* START Items *

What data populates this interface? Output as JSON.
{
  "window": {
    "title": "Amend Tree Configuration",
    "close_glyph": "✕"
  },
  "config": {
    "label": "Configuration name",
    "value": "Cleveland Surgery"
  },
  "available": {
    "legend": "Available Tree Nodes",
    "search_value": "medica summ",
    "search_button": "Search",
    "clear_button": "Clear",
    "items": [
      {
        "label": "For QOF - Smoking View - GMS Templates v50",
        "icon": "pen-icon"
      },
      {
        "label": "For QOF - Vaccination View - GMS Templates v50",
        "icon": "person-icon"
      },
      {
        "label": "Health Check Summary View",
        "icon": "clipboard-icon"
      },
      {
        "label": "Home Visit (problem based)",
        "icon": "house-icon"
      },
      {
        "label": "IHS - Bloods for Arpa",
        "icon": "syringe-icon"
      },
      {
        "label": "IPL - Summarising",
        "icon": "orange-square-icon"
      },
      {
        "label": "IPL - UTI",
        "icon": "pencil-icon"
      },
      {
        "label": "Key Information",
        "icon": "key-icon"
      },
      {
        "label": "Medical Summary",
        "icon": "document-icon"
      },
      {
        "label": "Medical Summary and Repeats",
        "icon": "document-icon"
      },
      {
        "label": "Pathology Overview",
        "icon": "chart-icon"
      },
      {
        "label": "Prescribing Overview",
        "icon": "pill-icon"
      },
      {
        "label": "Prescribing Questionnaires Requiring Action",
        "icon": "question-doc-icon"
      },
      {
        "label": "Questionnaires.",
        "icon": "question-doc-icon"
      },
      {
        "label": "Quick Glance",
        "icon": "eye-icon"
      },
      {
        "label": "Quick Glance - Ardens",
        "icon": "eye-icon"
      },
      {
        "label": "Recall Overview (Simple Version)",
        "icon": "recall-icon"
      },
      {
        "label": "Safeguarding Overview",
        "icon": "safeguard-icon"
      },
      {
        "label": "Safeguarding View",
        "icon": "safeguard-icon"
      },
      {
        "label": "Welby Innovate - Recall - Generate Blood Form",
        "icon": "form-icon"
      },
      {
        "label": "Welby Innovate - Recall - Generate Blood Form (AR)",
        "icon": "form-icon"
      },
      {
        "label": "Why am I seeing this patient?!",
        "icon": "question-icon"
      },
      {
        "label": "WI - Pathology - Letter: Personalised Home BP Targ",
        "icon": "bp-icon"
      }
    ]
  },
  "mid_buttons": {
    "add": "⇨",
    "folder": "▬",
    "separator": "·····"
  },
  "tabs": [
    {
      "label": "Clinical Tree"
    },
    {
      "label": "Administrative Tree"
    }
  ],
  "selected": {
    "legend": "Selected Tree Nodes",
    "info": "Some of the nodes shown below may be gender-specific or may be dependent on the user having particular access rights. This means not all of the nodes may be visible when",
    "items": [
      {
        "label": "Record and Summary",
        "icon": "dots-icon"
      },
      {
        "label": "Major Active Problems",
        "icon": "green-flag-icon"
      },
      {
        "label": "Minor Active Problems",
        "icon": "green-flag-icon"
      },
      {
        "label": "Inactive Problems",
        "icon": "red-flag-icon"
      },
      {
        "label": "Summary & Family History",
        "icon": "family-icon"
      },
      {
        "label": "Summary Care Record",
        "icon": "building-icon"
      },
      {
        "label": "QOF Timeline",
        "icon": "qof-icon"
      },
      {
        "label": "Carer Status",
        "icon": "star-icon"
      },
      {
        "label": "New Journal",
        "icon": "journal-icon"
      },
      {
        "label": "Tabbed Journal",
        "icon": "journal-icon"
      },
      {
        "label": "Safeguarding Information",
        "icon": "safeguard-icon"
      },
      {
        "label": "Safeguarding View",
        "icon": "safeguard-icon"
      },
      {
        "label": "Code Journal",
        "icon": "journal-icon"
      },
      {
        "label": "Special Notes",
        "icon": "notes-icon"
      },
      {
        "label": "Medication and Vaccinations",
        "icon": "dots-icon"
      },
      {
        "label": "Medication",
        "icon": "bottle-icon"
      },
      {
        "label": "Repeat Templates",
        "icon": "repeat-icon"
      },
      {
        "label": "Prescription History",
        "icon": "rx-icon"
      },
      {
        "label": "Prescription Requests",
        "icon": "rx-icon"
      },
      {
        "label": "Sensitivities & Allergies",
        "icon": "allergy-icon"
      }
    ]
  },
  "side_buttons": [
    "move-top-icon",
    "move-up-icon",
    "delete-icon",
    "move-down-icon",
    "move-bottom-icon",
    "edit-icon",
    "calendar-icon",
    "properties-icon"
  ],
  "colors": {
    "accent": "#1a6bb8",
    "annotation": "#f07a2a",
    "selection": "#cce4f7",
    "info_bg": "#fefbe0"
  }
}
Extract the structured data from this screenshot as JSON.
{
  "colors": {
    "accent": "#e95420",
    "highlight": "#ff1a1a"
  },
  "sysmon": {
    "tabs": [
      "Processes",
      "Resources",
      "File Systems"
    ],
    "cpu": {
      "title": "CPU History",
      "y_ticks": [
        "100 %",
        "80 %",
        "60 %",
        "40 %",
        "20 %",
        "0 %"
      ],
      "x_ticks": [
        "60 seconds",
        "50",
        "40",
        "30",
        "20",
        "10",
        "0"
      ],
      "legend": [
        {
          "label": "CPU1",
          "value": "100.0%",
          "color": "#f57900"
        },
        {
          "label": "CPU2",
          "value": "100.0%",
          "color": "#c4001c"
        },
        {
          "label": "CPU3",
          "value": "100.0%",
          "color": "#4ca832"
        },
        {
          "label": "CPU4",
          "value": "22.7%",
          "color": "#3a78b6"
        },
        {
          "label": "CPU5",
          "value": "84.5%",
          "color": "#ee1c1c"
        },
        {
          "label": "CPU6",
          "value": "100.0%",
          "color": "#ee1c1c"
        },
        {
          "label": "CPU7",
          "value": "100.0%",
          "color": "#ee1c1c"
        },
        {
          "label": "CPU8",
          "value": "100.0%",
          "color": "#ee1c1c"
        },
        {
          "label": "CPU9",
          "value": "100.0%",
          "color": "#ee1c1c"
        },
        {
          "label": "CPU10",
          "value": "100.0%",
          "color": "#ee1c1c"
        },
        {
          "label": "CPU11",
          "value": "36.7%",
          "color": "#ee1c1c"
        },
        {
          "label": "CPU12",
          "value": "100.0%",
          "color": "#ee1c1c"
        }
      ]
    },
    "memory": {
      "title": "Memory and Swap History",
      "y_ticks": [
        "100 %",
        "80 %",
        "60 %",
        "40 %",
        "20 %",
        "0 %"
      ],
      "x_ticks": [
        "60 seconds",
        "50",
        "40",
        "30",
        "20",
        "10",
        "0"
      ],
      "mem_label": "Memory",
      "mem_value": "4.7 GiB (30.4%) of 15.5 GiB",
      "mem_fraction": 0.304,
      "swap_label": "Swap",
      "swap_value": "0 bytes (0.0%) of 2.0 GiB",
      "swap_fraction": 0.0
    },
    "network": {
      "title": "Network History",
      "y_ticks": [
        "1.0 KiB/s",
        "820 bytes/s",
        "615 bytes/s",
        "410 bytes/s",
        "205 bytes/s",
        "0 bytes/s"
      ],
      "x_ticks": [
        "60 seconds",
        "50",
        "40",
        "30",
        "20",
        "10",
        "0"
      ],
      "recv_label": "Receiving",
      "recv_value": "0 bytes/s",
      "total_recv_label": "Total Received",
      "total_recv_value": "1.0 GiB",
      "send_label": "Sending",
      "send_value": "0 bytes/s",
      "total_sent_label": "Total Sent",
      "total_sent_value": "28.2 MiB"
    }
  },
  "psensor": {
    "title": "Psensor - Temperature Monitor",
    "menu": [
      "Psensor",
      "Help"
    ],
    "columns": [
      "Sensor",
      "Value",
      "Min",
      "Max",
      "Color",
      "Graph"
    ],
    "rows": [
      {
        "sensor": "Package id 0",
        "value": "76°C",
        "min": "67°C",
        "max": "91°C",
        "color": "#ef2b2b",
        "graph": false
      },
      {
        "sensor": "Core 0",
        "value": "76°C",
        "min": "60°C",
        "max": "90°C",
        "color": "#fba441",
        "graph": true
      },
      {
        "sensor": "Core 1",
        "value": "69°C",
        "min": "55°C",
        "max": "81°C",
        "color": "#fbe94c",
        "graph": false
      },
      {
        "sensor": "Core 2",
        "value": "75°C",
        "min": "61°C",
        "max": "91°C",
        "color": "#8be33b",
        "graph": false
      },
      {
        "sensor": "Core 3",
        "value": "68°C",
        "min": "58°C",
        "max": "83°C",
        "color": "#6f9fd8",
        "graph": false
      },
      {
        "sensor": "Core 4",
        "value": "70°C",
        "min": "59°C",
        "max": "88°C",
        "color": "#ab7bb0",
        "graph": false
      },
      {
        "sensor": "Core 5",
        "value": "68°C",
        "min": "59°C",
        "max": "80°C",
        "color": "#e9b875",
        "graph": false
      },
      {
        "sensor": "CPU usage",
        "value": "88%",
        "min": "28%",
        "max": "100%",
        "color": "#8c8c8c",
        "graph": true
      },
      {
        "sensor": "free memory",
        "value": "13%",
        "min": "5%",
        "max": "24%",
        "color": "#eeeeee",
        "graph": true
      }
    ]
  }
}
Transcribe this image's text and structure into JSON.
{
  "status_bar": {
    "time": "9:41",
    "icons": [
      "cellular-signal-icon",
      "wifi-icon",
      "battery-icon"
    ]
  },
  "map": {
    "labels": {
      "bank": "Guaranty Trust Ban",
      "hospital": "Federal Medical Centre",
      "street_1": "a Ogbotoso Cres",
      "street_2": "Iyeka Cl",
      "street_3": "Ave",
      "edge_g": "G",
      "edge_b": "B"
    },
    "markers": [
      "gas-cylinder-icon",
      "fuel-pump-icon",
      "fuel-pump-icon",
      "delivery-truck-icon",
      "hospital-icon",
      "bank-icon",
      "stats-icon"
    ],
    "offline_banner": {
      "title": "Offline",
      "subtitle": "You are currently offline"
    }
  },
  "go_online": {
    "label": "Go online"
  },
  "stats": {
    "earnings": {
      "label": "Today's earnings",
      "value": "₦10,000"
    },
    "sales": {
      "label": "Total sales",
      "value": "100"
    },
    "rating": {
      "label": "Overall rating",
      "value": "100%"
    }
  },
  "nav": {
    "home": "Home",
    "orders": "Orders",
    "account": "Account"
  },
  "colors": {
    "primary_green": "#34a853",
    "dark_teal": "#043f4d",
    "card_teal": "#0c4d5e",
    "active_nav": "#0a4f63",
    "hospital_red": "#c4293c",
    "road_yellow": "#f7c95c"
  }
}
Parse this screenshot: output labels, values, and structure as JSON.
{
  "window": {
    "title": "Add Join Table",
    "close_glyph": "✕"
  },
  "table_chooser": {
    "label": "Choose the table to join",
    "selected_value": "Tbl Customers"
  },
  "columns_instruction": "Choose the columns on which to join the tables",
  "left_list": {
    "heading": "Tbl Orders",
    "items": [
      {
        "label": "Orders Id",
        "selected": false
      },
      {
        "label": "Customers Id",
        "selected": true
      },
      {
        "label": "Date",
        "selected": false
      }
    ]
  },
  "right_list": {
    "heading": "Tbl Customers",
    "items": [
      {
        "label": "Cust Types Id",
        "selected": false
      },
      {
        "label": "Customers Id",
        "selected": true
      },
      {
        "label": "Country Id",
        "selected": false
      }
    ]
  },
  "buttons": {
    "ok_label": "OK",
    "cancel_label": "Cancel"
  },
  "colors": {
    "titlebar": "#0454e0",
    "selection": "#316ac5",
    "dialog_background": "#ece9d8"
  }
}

* END Items *

To be done: Determine the number of lines containing "Generate". Write only that number.

Expected output: 2